● Written request
Look for "FEAF" in each line of the entries, and return the matching lines.

● Recorded information
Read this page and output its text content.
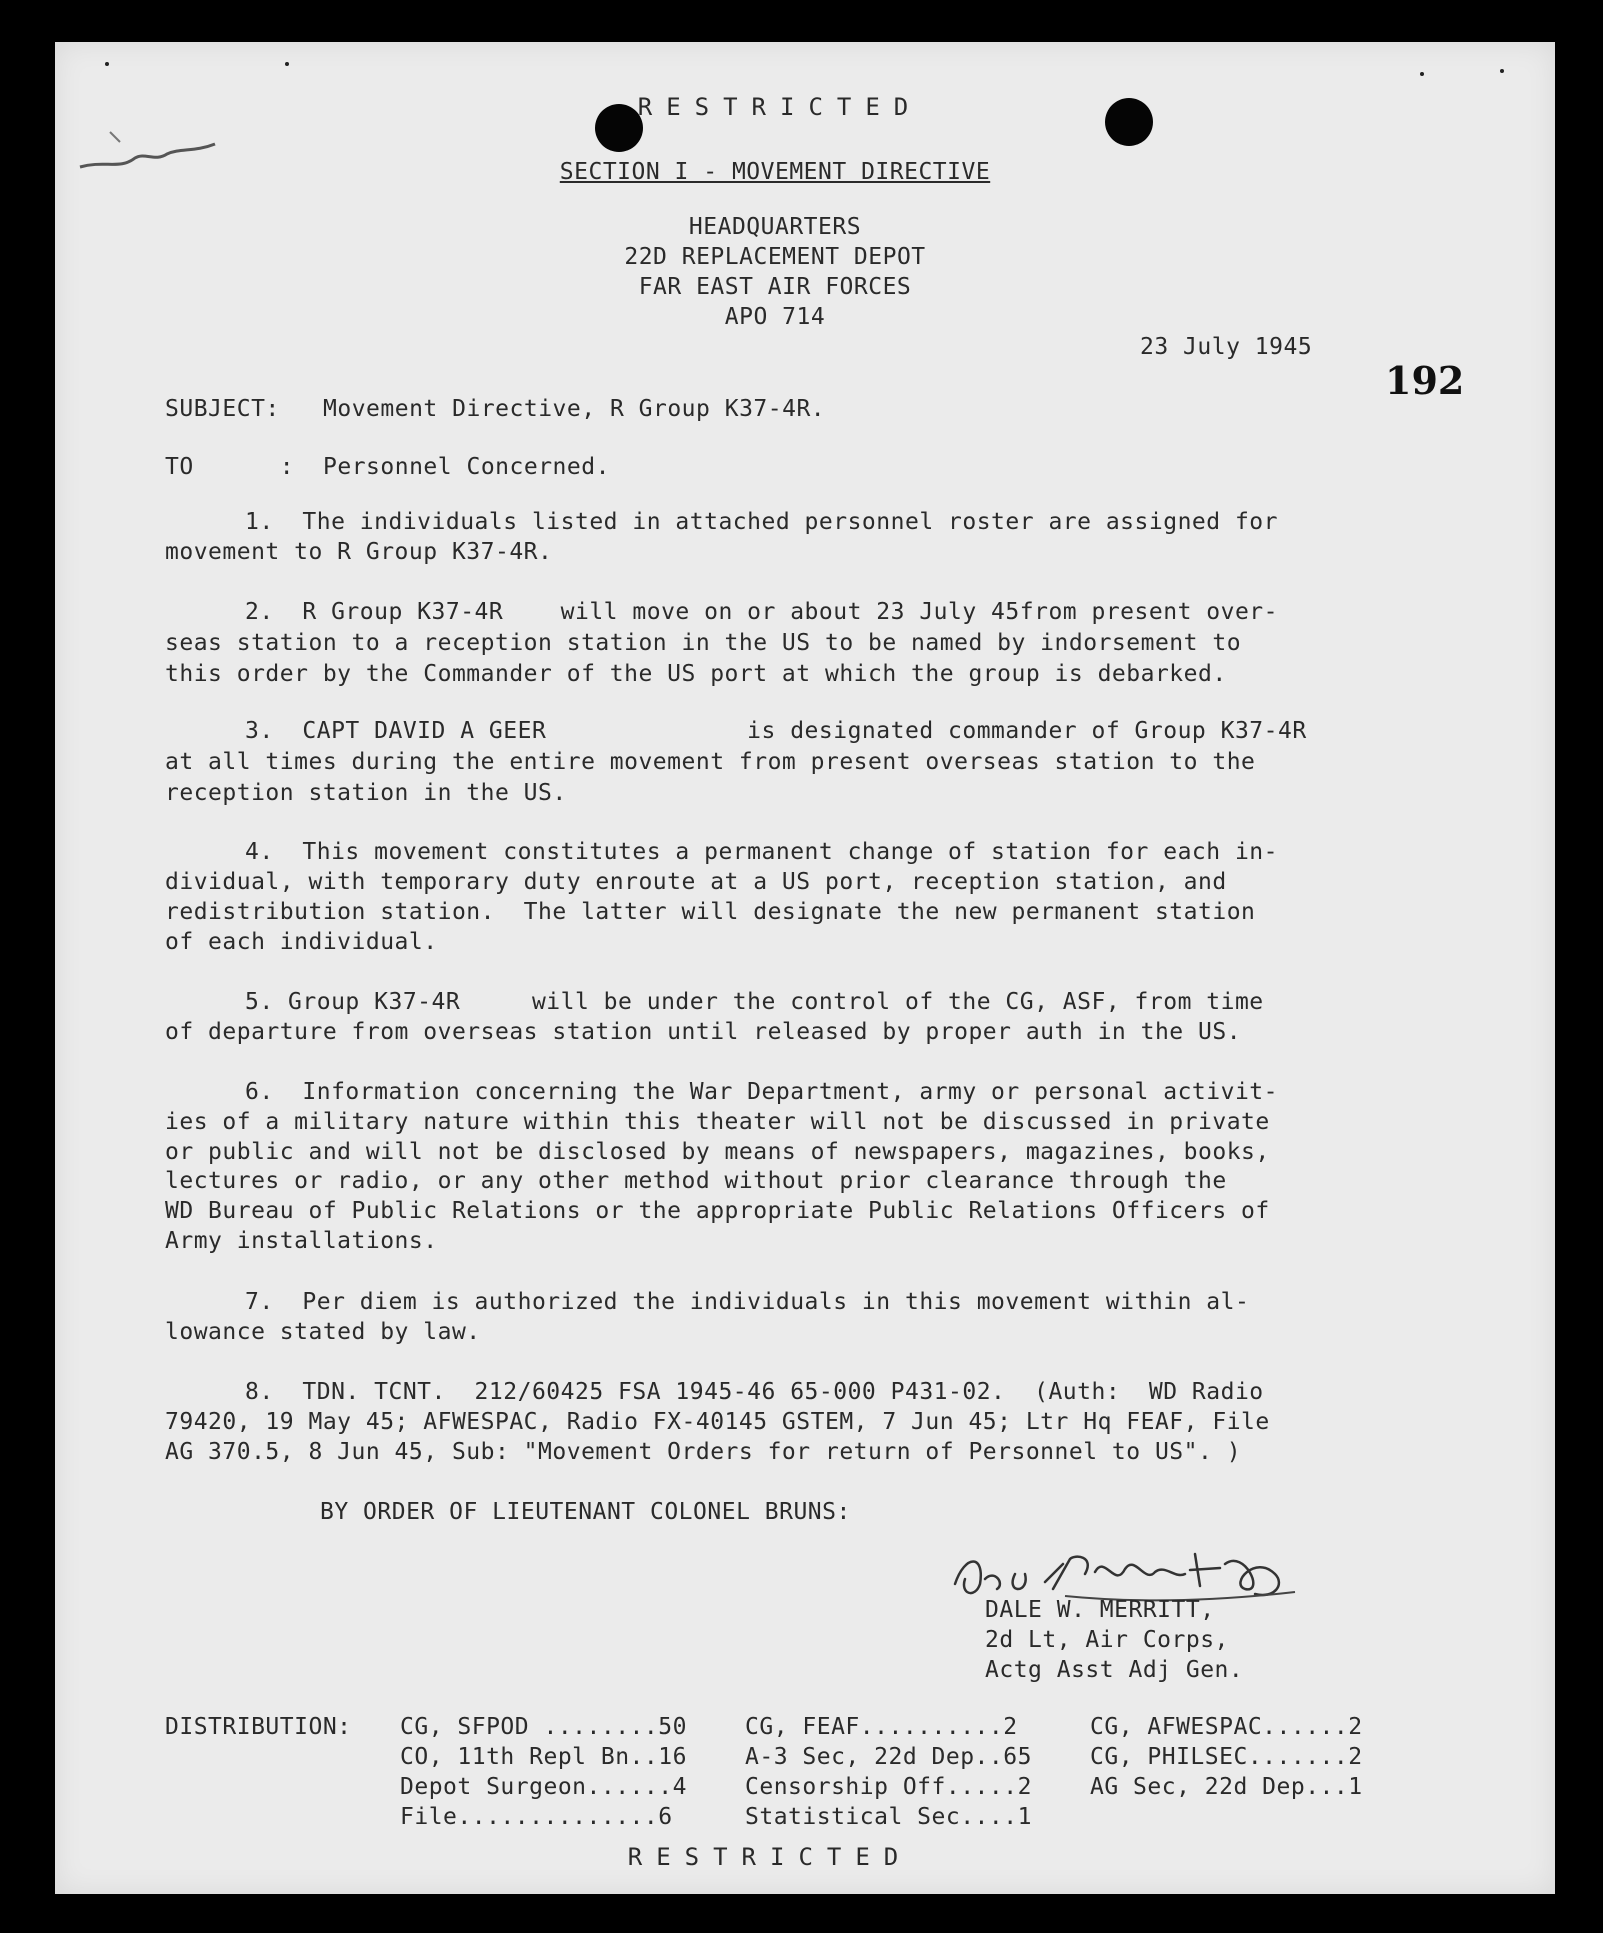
RESTRICTED
SECTION I - MOVEMENT DIRECTIVE
HEADQUARTERS
22D REPLACEMENT DEPOT
FAR EAST AIR FORCES
APO 714
23 July 1945
192
SUBJECT: Movement Directive, R Group K37-4R.
TO      : Personnel Concerned.
1.  The individuals listed in attached personnel roster are assigned for
movement to R Group K37-4R.
2.  R Group K37-4R    will move on or about 23 July 45from present over-
seas station to a reception station in the US to be named by indorsement to
this order by the Commander of the US port at which the group is debarked.
3.  CAPT DAVID A GEER              is designated commander of Group K37-4R
at all times during the entire movement from present overseas station to the
reception station in the US.
4.  This movement constitutes a permanent change of station for each in-
dividual, with temporary duty enroute at a US port, reception station, and
redistribution station.  The latter will designate the new permanent station
of each individual.
5. Group K37-4R     will be under the control of the CG, ASF, from time
of departure from overseas station until released by proper auth in the US.
6.  Information concerning the War Department, army or personal activit-
ies of a military nature within this theater will not be discussed in private
or public and will not be disclosed by means of newspapers, magazines, books,
lectures or radio, or any other method without prior clearance through the
WD Bureau of Public Relations or the appropriate Public Relations Officers of
Army installations.
7.  Per diem is authorized the individuals in this movement within al-
lowance stated by law.
8.  TDN. TCNT.  212/60425 FSA 1945-46 65-000 P431-02.  (Auth:  WD Radio
79420, 19 May 45; AFWESPAC, Radio FX-40145 GSTEM, 7 Jun 45; Ltr Hq FEAF, File
AG 370.5, 8 Jun 45, Sub: "Movement Orders for return of Personnel to US". )
BY ORDER OF LIEUTENANT COLONEL BRUNS:
DALE W. MERRITT,
2d Lt, Air Corps,
Actg Asst Adj Gen.
DISTRIBUTION: CG, SFPOD ........50	CG, FEAF..........2	CG, AFWESPAC......2
CO, 11th Repl Bn..16	A-3 Sec, 22d Dep..65	CG, PHILSEC.......2
Depot Surgeon......4	Censorship Off.....2	AG Sec, 22d Dep...1
File..............6	Statistical Sec....1
RESTRICTED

● Answer for the task
79420, 19 May 45; AFWESPAC, Radio FX-40145 GSTEM, 7 Jun 45; Ltr Hq FEAF, File
DISTRIBUTION: CG, SFPOD ........50	CG, FEAF..........2	CG, AFWESPAC......2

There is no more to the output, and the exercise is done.